- Job -
In the material below, find the line with "What data populates"; set down that line and every line after it to the end, exactly, without pictures.
>>>>>
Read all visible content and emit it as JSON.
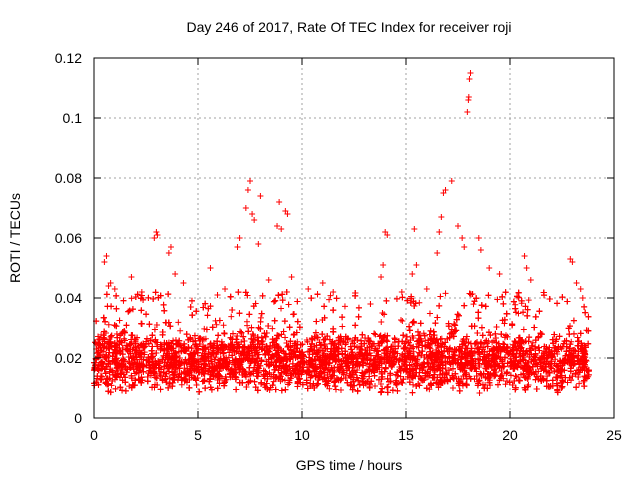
{
  "chart_data": {
    "type": "scatter",
    "title": "Day 246 of 2017, Rate Of TEC Index for receiver roji",
    "xlabel": "GPS time / hours",
    "ylabel": "ROTI / TECUs",
    "xlim": [
      0,
      25
    ],
    "ylim": [
      0,
      0.12
    ],
    "x_ticks": [
      0,
      5,
      10,
      15,
      20,
      25
    ],
    "x_tick_labels": [
      "0",
      "5",
      "10",
      "15",
      "20",
      "25"
    ],
    "y_ticks": [
      0,
      0.02,
      0.04,
      0.06,
      0.08,
      0.1,
      0.12
    ],
    "y_tick_labels": [
      "0",
      "0.02",
      "0.04",
      "0.06",
      "0.08",
      "0.1",
      "0.12"
    ],
    "grid": true,
    "marker": "+",
    "series_color": "#ff0000",
    "series": [
      {
        "name": "ROTI",
        "x_range": [
          0,
          23.8
        ],
        "dense_band": [
          0.008,
          0.03
        ],
        "points": [
          [
            0.5,
            0.052
          ],
          [
            0.6,
            0.054
          ],
          [
            0.7,
            0.044
          ],
          [
            0.8,
            0.045
          ],
          [
            1.0,
            0.043
          ],
          [
            1.8,
            0.047
          ],
          [
            2.3,
            0.042
          ],
          [
            2.9,
            0.06
          ],
          [
            3.0,
            0.062
          ],
          [
            3.05,
            0.061
          ],
          [
            3.6,
            0.055
          ],
          [
            3.7,
            0.057
          ],
          [
            3.9,
            0.048
          ],
          [
            4.3,
            0.045
          ],
          [
            5.6,
            0.05
          ],
          [
            6.3,
            0.043
          ],
          [
            6.9,
            0.057
          ],
          [
            7.0,
            0.06
          ],
          [
            7.3,
            0.07
          ],
          [
            7.4,
            0.076
          ],
          [
            7.5,
            0.079
          ],
          [
            7.6,
            0.068
          ],
          [
            7.7,
            0.066
          ],
          [
            7.9,
            0.058
          ],
          [
            8.0,
            0.074
          ],
          [
            8.4,
            0.046
          ],
          [
            8.8,
            0.064
          ],
          [
            8.9,
            0.072
          ],
          [
            9.0,
            0.063
          ],
          [
            9.2,
            0.069
          ],
          [
            9.3,
            0.068
          ],
          [
            9.5,
            0.047
          ],
          [
            10.3,
            0.043
          ],
          [
            11.0,
            0.045
          ],
          [
            11.5,
            0.042
          ],
          [
            13.8,
            0.047
          ],
          [
            13.9,
            0.051
          ],
          [
            14.0,
            0.062
          ],
          [
            14.1,
            0.061
          ],
          [
            14.8,
            0.042
          ],
          [
            15.3,
            0.048
          ],
          [
            15.4,
            0.063
          ],
          [
            15.5,
            0.051
          ],
          [
            16.0,
            0.043
          ],
          [
            16.5,
            0.055
          ],
          [
            16.6,
            0.062
          ],
          [
            16.7,
            0.067
          ],
          [
            16.8,
            0.075
          ],
          [
            16.9,
            0.076
          ],
          [
            17.2,
            0.079
          ],
          [
            17.5,
            0.064
          ],
          [
            17.7,
            0.06
          ],
          [
            17.8,
            0.057
          ],
          [
            17.95,
            0.102
          ],
          [
            18.0,
            0.106
          ],
          [
            18.02,
            0.107
          ],
          [
            18.05,
            0.113
          ],
          [
            18.1,
            0.115
          ],
          [
            18.5,
            0.06
          ],
          [
            18.6,
            0.056
          ],
          [
            19.0,
            0.05
          ],
          [
            19.5,
            0.048
          ],
          [
            20.7,
            0.054
          ],
          [
            20.8,
            0.05
          ],
          [
            21.0,
            0.046
          ],
          [
            22.9,
            0.053
          ],
          [
            23.0,
            0.052
          ],
          [
            23.2,
            0.045
          ],
          [
            23.4,
            0.043
          ],
          [
            23.5,
            0.04
          ]
        ]
      }
    ]
  }
}
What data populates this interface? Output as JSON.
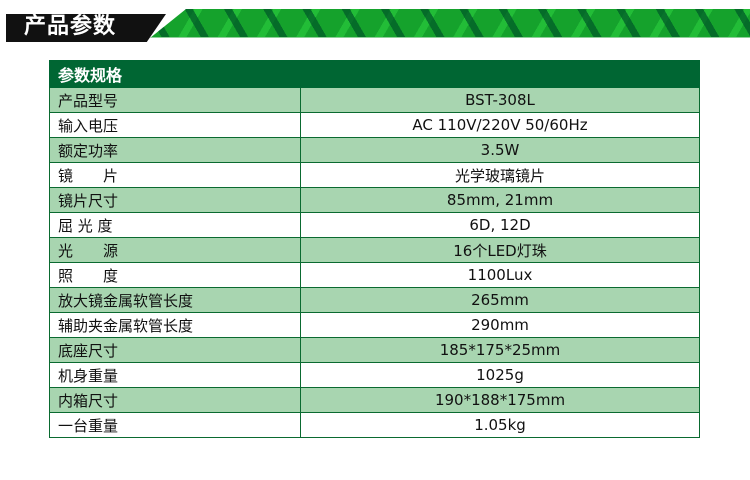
{
  "banner": {
    "title": "产品参数"
  },
  "table": {
    "header": "参数规格",
    "rows": [
      {
        "label": "产品型号",
        "value": "BST-308L"
      },
      {
        "label": "输入电压",
        "value": "AC 110V/220V 50/60Hz"
      },
      {
        "label": "额定功率",
        "value": "3.5W"
      },
      {
        "label": "镜　　片",
        "value": "光学玻璃镜片"
      },
      {
        "label": "镜片尺寸",
        "value": "85mm, 21mm"
      },
      {
        "label": "屈 光 度",
        "value": "6D, 12D"
      },
      {
        "label": "光　　源",
        "value": "16个LED灯珠"
      },
      {
        "label": "照　　度",
        "value": "1100Lux"
      },
      {
        "label": "放大镜金属软管长度",
        "value": "265mm"
      },
      {
        "label": "辅助夹金属软管长度",
        "value": "290mm"
      },
      {
        "label": "底座尺寸",
        "value": "185*175*25mm"
      },
      {
        "label": "机身重量",
        "value": "1025g"
      },
      {
        "label": "内箱尺寸",
        "value": "190*188*175mm"
      },
      {
        "label": "一台重量",
        "value": "1.05kg"
      }
    ]
  },
  "colors": {
    "header": "#006633",
    "row_alt": "#a8d5b0",
    "border": "#0a6a30",
    "banner_black": "#111111",
    "banner_green": "#15a22c"
  }
}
<<<<<
- The completed task -
What data populates this interface? Output as JSON.
{
  "banner": {
    "title": "产品参数"
  },
  "table": {
    "header": "参数规格",
    "rows": [
      {
        "label": "产品型号",
        "value": "BST-308L"
      },
      {
        "label": "输入电压",
        "value": "AC 110V/220V 50/60Hz"
      },
      {
        "label": "额定功率",
        "value": "3.5W"
      },
      {
        "label": "镜　　片",
        "value": "光学玻璃镜片"
      },
      {
        "label": "镜片尺寸",
        "value": "85mm, 21mm"
      },
      {
        "label": "屈 光 度",
        "value": "6D, 12D"
      },
      {
        "label": "光　　源",
        "value": "16个LED灯珠"
      },
      {
        "label": "照　　度",
        "value": "1100Lux"
      },
      {
        "label": "放大镜金属软管长度",
        "value": "265mm"
      },
      {
        "label": "辅助夹金属软管长度",
        "value": "290mm"
      },
      {
        "label": "底座尺寸",
        "value": "185*175*25mm"
      },
      {
        "label": "机身重量",
        "value": "1025g"
      },
      {
        "label": "内箱尺寸",
        "value": "190*188*175mm"
      },
      {
        "label": "一台重量",
        "value": "1.05kg"
      }
    ]
  },
  "colors": {
    "header": "#006633",
    "row_alt": "#a8d5b0",
    "border": "#0a6a30",
    "banner_black": "#111111",
    "banner_green": "#15a22c"
  }
}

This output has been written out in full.